Search the material for the word "ylabel" and report each line where it turns up.

* [Stored records]

• • • • • • •

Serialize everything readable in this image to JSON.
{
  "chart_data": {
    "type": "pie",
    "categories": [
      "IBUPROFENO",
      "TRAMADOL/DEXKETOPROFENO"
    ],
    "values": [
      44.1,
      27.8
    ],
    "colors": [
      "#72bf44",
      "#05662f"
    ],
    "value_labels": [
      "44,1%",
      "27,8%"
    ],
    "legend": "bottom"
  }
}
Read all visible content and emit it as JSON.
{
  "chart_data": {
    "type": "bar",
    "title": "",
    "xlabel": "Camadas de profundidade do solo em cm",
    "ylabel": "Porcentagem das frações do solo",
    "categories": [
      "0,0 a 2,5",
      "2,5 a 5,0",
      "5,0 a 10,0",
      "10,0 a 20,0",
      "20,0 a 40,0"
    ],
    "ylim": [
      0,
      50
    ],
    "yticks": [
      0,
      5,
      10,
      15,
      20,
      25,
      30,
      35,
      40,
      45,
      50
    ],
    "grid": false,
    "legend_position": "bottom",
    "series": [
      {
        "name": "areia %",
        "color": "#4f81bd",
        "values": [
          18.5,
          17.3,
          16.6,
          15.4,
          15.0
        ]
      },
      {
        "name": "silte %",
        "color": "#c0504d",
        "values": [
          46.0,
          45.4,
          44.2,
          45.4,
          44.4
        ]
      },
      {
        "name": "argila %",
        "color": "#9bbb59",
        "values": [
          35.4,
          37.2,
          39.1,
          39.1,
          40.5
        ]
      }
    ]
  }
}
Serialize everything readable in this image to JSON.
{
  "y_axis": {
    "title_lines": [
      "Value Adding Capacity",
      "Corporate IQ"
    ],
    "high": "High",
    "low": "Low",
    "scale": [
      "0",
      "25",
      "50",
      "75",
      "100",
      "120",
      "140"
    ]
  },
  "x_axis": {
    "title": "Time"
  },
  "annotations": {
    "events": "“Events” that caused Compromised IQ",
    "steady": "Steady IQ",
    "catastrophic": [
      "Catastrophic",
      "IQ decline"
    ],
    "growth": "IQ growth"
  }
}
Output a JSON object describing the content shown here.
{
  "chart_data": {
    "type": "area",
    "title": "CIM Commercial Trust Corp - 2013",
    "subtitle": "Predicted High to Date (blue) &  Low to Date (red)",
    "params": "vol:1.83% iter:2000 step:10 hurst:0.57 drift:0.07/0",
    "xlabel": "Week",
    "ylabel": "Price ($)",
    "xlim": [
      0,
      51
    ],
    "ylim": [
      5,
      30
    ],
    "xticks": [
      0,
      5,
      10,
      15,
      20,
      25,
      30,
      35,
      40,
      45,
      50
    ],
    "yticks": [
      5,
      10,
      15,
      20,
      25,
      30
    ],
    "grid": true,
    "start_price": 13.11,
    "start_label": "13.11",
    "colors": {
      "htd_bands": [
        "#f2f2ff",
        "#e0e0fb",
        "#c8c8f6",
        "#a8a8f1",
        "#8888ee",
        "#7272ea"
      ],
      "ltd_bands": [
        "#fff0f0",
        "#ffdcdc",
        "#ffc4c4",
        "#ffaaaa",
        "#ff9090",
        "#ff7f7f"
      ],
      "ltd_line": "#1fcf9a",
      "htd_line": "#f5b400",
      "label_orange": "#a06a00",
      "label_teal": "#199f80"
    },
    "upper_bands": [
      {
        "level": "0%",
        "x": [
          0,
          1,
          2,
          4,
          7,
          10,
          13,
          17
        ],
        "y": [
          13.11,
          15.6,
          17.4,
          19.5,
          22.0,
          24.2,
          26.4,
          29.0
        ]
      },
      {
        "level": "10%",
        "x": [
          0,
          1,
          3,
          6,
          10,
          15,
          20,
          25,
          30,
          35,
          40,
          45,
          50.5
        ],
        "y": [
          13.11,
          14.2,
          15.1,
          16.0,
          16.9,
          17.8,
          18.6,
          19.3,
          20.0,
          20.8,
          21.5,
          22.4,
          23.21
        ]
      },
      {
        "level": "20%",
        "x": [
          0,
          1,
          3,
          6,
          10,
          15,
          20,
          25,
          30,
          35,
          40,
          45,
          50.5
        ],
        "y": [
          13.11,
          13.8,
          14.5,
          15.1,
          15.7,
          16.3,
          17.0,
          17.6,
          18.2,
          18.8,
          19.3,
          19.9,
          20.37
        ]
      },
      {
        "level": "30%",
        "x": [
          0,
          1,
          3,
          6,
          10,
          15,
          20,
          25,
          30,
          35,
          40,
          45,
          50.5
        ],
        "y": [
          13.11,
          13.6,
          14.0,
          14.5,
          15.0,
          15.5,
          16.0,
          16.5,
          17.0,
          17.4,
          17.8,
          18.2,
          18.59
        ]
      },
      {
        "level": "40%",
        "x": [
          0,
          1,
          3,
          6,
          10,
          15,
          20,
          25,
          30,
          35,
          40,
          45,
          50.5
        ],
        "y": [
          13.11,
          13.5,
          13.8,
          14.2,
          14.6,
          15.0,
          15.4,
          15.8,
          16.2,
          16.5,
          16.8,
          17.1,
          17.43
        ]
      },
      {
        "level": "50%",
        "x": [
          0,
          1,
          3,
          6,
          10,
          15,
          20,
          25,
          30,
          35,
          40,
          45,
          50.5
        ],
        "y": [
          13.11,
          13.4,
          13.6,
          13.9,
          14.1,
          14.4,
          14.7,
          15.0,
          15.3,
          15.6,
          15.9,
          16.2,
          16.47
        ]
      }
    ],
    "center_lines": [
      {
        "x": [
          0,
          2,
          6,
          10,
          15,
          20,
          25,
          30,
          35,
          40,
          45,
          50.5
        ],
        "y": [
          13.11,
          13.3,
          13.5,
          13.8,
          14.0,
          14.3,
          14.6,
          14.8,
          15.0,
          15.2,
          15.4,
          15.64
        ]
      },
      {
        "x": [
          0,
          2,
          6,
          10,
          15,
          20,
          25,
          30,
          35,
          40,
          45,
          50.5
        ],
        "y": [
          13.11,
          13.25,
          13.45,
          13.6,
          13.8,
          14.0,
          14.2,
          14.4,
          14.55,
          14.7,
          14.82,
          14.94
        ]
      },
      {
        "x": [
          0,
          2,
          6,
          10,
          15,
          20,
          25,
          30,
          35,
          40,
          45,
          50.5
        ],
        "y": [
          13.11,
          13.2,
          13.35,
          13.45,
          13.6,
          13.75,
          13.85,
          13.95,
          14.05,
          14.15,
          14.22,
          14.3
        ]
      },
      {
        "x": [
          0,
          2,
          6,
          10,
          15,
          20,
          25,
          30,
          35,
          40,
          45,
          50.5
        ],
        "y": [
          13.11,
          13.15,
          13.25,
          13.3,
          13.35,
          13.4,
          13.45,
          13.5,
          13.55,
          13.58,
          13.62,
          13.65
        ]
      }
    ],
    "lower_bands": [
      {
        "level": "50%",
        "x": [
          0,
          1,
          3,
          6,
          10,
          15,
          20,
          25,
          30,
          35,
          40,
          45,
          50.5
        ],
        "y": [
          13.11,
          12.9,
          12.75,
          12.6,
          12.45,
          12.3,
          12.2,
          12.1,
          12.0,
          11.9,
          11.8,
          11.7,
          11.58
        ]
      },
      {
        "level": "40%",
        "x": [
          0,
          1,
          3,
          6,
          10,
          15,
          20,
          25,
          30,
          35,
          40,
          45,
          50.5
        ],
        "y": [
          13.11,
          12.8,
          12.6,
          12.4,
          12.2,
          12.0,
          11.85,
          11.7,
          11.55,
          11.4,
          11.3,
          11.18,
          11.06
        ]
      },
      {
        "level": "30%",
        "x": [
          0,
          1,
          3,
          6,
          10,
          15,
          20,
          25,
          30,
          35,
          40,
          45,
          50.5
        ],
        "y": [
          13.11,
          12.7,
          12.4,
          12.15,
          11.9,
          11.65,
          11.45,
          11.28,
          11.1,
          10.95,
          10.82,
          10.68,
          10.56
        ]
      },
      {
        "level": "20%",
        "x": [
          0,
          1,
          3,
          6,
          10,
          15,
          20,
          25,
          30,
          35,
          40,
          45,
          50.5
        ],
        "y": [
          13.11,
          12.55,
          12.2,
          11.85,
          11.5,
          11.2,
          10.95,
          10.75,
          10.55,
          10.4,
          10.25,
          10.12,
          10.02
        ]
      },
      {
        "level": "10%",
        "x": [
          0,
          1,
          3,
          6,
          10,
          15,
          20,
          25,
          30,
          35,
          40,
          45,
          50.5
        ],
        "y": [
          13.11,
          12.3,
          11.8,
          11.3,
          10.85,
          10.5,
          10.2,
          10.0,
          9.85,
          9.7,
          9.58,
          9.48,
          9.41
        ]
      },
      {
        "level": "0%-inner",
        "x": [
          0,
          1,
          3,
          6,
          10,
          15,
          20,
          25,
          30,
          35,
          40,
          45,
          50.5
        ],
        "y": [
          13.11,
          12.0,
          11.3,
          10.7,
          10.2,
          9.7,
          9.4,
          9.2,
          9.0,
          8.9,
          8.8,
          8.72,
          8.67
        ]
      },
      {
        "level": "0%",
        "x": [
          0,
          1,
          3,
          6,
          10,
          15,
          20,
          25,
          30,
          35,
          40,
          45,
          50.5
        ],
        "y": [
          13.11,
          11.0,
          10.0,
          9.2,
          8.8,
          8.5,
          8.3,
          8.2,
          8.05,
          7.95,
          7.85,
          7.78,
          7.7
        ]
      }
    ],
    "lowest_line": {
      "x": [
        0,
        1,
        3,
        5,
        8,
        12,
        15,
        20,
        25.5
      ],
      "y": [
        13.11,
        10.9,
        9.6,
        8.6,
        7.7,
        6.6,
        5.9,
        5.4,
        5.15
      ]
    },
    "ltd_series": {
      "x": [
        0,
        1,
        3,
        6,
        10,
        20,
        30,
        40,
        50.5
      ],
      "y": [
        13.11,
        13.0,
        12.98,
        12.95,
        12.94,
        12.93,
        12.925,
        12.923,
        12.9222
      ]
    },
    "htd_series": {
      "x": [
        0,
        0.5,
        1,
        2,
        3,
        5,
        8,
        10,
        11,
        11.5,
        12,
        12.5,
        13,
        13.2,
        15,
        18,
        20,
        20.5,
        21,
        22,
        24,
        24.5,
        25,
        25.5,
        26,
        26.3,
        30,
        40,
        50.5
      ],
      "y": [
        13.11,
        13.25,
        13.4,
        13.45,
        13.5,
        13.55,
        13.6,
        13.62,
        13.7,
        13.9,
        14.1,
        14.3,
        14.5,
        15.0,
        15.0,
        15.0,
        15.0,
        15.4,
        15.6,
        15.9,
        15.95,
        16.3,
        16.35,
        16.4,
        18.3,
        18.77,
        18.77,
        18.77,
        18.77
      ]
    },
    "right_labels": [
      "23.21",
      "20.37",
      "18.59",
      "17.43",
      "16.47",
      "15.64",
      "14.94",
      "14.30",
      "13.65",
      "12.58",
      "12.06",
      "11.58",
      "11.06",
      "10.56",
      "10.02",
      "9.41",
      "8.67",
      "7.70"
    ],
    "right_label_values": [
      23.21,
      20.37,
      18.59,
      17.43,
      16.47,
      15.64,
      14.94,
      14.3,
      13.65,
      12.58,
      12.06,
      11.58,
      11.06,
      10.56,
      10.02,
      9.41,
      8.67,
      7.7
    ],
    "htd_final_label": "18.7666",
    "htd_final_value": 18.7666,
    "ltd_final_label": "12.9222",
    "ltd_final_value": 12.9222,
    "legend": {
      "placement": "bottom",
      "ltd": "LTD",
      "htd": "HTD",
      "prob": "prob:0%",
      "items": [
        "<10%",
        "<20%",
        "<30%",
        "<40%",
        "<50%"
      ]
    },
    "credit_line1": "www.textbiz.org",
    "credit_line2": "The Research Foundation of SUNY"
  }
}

• • • • • • •

* [Worked answer]
    "ylabel": "Porcentagem das frações do solo",
    "ylabel": "Price ($)",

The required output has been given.